«Ho una notizia buona e una cattiva. Quale vuoi prima?». Alla classica domanda la maggioranza in genere chiede di sentirsi dire subito quella brutta. Uno studio dell’Università della California (Usa), pubblicato a settembre sul Personality and Social Psychology Bulletin, lo conferma. Secondo i ricercatori preferiamo infatti sapere subito cosa c’è che non va mentre se siamo noi a dare la notizia tendiamo a fare l’opposto: comunicare brutte notizie è spiacevole e viene quindi spontaneo esordire con qualcosa di positivo.
Prima la cattiva notizia
La ricerca, condotta dalle studiose Angela Legg e Kate Sweeny, mostra quindi come l’ordine con cui comunichiamo i fatti non è innocuo. Me lo conferma Alessandro Lucchini, formatore e autore di saggi di comunicazione che insieme ai soci Paolo Carmassi e Maddalena Bertello della società di consulenza Palestra della scrittura da tempo tiene corsi di comunicazione rivolti a chi si trova quotidianamente a dover dare notizie spiacevoli, ad esempio i medici (ne parlo su Io Donna dell’11 gennaio 2014, a pagina 109). «Dire a un paziente “la sua situazione è critica, ma fortunatamente abbiamo preso in tempo la malattia” ha un impatto diverso dalla frase “fortunatamente abbiamo preso in tempo la malattia, ma la sua situazione è critica”», spiega. «Anche se il contenuto è lo stesso, collocare la cattiva notizia all’inizio della frase trasmette speranza mentre posizionarla alla fine crea preoccupazione».

* _ESERCIZIO 1_
Secondo il testo sulle cattive notizie, su quale rivista è stato pubblicato lo studio dell'Università della California?
* _ESERCIZIO 2_
Elenca tutte le persone citate per nome nel testo sulle cattive notizie.
* _ESERCIZIO 3_
Prosegui il testo sulle cattive notizie a partire dalla sua ultima frase.

* _DATI GREZZI_
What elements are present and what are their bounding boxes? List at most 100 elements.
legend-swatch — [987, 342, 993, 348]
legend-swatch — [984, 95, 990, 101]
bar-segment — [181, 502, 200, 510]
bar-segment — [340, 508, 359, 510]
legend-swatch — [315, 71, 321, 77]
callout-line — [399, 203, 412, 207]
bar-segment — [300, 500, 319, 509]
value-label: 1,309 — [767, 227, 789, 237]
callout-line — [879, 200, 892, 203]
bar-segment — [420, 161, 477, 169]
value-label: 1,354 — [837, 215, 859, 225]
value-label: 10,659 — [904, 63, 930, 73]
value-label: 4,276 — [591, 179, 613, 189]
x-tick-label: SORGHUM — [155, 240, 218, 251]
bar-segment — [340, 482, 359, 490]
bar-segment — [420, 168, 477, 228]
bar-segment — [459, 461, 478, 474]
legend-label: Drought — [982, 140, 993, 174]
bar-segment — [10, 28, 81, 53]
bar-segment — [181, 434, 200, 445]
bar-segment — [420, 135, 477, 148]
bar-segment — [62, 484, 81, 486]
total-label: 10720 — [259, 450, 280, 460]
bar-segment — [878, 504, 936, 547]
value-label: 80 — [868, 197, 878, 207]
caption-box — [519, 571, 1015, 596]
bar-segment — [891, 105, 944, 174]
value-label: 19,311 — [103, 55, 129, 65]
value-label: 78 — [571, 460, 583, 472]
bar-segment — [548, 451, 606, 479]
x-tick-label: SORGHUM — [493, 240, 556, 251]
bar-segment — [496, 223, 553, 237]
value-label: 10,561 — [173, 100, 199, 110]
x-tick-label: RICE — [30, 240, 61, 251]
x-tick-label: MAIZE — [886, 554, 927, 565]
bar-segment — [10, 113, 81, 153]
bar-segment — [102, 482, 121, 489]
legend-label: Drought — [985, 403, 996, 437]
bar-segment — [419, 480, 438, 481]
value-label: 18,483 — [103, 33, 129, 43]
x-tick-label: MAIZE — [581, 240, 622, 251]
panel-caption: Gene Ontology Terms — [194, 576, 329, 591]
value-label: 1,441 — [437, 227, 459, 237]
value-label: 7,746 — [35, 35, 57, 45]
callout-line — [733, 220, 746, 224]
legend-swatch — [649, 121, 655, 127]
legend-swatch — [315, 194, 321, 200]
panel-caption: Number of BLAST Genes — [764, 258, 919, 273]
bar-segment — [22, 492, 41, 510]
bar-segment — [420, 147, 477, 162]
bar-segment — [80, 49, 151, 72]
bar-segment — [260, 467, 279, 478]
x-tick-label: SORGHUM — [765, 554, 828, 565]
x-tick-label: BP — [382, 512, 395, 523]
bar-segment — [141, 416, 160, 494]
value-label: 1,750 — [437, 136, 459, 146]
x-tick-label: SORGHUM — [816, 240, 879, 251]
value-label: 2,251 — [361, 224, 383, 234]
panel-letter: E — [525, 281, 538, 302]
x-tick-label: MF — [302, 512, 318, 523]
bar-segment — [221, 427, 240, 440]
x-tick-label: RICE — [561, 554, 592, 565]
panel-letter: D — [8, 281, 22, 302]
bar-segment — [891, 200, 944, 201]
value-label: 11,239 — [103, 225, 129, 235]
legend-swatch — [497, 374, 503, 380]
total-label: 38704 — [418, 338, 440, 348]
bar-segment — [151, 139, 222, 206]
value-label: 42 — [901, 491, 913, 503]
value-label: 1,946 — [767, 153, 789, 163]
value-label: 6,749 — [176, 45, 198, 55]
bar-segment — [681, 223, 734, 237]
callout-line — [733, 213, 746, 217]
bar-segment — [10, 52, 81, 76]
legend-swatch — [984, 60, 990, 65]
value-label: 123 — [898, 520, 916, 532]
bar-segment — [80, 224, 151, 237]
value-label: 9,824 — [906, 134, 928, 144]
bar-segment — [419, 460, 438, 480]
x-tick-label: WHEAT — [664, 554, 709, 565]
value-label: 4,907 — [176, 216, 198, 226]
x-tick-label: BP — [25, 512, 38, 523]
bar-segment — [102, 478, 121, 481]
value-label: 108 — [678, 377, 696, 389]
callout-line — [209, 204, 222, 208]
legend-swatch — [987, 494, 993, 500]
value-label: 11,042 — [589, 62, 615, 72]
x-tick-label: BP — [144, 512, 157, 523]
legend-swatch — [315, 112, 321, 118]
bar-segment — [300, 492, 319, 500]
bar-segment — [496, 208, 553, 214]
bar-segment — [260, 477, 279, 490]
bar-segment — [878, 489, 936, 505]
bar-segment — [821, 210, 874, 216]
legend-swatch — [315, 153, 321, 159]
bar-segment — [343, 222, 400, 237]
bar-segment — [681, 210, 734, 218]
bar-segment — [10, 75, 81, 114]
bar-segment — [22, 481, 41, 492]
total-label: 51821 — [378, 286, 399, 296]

* _SPAZIO RISPOSTA 1_
Sul Personality and Social Psychology Bulletin.

* _SPAZIO RISPOSTA 2_
Angela Legg, Kate Sweeny, Alessandro Lucchini, Paolo Carmassi, Maddalena Bertello

* _SPAZIO RISPOSTA 3_
Blot, blob, blim
Anche per Legg e Sweeny iniziare una comunicazione con una brutta notizia attenua l’ansia del destinatario, anche se lo disincentiva a cambiare il proprio comportamento. In altre parole, il paziente che si sente dire la prima frase sarà così felice dell’ottimismo dei medici da ignorare almeno in parte la criticità della situazione. Che fare allora a dire qualcosa di spiacevole? Secondo i formatori che si occupano di comunicazione esistono tre modalità con cui possiamo raccontare una notizia. Solo una di queste, però, è indicata quando dobbiamo riferire qualcosa di spiacevole senza compromettere il rapporto e provocare eccessiva ansia. Eccole:
1. Metodo blot (bottom line on top, argomento principale all’inizio). Prima raccontiamo la brutta notizia, poi i dettagli e le conseguenze. È il metodo adottato negli articoli di cronaca e negli annunci ufficiali: in testi di tipo informativo, infatti, occorre spiegare subito l’accaduto mentre le reazioni dei lettori o degli ascoltatori non sono determinanti.
2. Metodo blob (bottom line on the bottom, argomento principale alla fine). È l’opposto del precedente: dopo un ragionamento che procede per gradi si arriva alle logiche conseguenze, cioè la notizia vera e propria. È il metodo usato quando si vuole vendere qualcosa: prima si illustrano le necessità dell’acquirente, quindi gli si dimostra che l’unica soluzione è il prodotto che stiamo promuovendo.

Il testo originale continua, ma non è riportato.